EXERCISE PROMPT: Set out each line from the following listing that includes the word "medio".

(Records that describe figures)

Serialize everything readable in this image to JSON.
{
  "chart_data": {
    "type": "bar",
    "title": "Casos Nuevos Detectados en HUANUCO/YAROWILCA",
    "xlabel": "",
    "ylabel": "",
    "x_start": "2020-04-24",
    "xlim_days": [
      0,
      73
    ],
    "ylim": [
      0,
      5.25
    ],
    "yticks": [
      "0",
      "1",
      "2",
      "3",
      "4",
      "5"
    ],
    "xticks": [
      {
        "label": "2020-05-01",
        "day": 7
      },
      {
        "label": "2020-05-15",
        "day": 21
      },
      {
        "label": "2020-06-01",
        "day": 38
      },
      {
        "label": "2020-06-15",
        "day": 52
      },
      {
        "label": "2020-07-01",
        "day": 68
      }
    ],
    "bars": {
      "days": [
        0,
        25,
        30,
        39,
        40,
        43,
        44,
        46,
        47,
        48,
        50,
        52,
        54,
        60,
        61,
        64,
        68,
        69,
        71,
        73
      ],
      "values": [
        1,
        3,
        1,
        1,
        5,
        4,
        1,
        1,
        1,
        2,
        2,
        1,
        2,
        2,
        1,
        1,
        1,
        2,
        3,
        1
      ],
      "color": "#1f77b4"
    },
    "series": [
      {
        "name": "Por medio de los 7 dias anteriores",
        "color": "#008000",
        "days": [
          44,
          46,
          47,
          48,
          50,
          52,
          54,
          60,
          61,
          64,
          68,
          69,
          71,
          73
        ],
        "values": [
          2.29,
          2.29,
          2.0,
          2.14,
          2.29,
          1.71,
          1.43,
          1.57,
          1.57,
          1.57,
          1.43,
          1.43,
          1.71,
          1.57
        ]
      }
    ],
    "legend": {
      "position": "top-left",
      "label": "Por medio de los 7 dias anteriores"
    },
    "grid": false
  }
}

OUTPUT:
        "name": "Por medio de los 7 dias anteriores",
      "label": "Por medio de los 7 dias anteriores"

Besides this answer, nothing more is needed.